-- Start Provided entries --

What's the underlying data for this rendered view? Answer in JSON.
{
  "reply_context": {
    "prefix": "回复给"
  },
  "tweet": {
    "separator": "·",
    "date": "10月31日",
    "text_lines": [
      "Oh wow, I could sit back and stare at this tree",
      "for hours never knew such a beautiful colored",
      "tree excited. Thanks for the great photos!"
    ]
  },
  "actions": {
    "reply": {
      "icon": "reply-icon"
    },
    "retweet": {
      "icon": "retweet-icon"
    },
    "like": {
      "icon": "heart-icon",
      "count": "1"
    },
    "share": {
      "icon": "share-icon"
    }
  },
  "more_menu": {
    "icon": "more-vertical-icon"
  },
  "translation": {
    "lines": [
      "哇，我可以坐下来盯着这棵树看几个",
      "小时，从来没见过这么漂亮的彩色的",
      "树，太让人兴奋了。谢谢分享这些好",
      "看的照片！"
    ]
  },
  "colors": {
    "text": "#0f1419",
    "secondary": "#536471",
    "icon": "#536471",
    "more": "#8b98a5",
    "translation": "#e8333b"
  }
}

-- End Provided entries --

Show the lines from the data above that contain the string "this".

**Answer to the problem**
What's the underlying data for this rendered view? Answer in JSON.
      "Oh wow, I could sit back and stare at this tree",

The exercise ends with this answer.